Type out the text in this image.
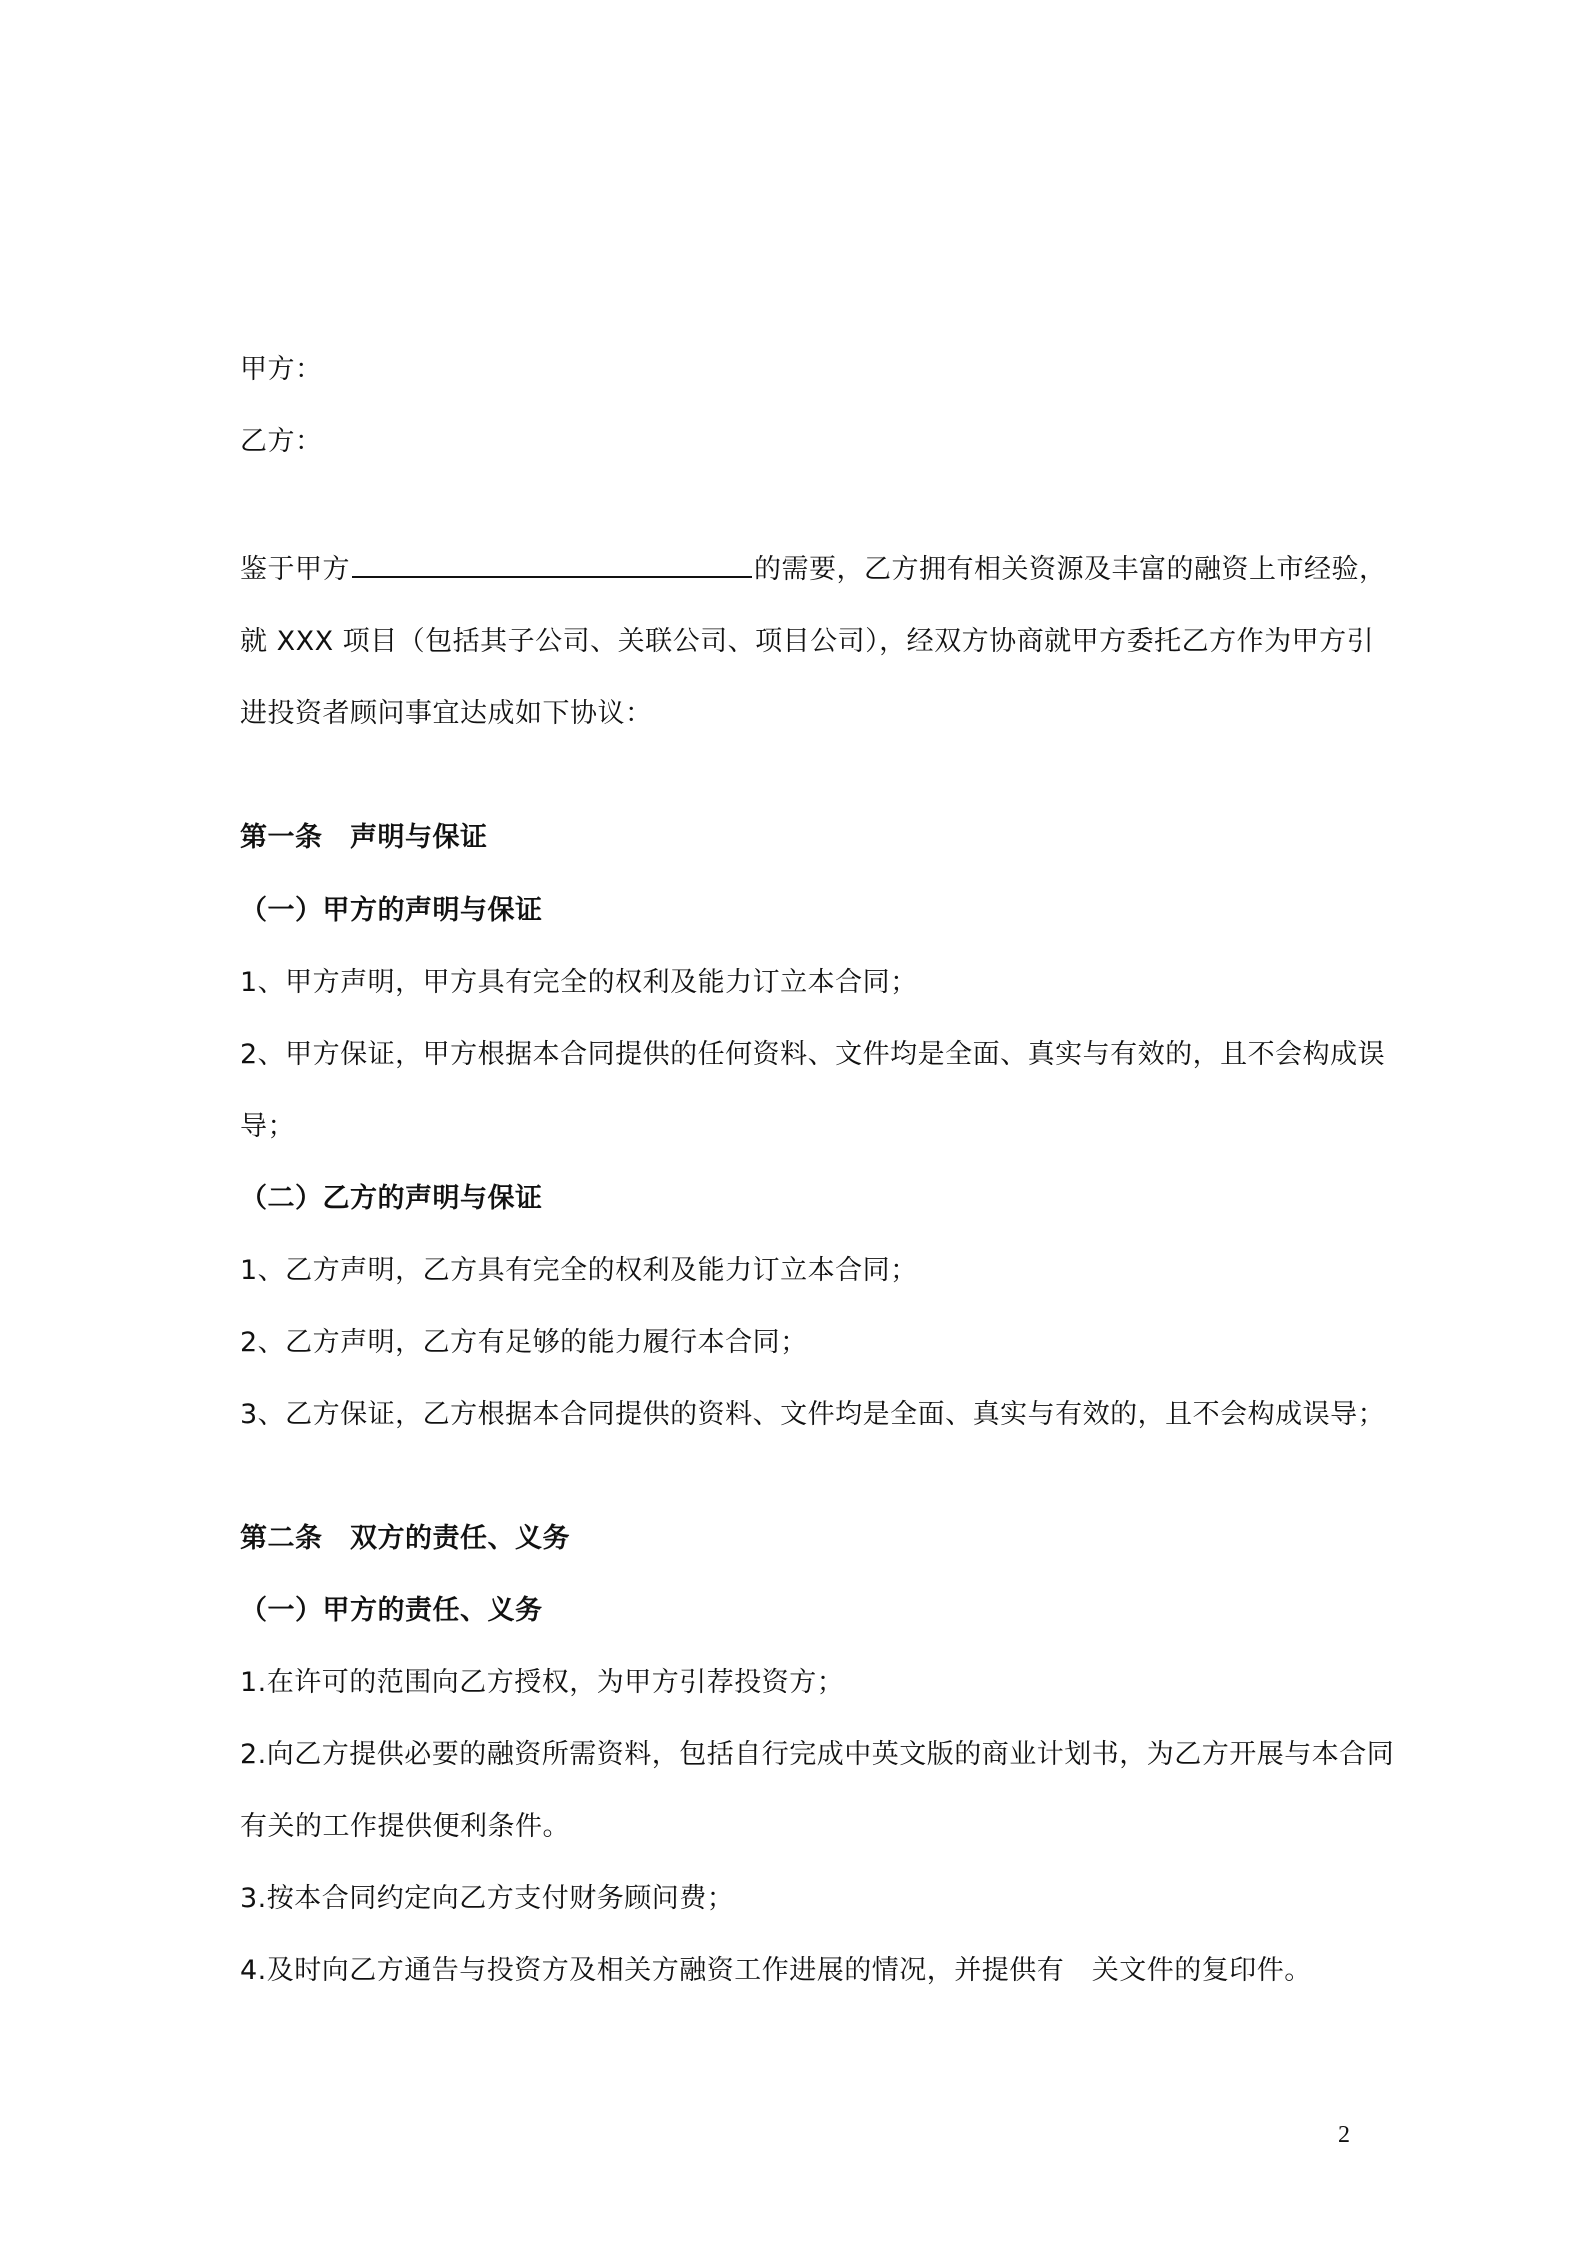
甲方：

乙方：

鉴于甲方	的需要，乙方拥有相关资源及丰富的融资上市经验，

就 XXX 项目（包括其子公司、关联公司、项目公司），经双方协商就甲方委托乙方作为甲方引

进投资者顾问事宜达成如下协议：

第一条　声明与保证

（一）甲方的声明与保证

1、甲方声明，甲方具有完全的权利及能力订立本合同；

2、甲方保证，甲方根据本合同提供的任何资料、文件均是全面、真实与有效的，且不会构成误

导；

（二）乙方的声明与保证

1、乙方声明，乙方具有完全的权利及能力订立本合同；

2、乙方声明，乙方有足够的能力履行本合同；

3、乙方保证，乙方根据本合同提供的资料、文件均是全面、真实与有效的，且不会构成误导；

第二条　双方的责任、义务

（一）甲方的责任、义务

1.在许可的范围向乙方授权，为甲方引荐投资方；

2.向乙方提供必要的融资所需资料，包括自行完成中英文版的商业计划书，为乙方开展与本合同

有关的工作提供便利条件。

3.按本合同约定向乙方支付财务顾问费；

4.及时向乙方通告与投资方及相关方融资工作进展的情况，并提供有　关文件的复印件。

2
__________
What is the number of lines in the listing that contain the string "乙方声明"? Reply with that number alone.

2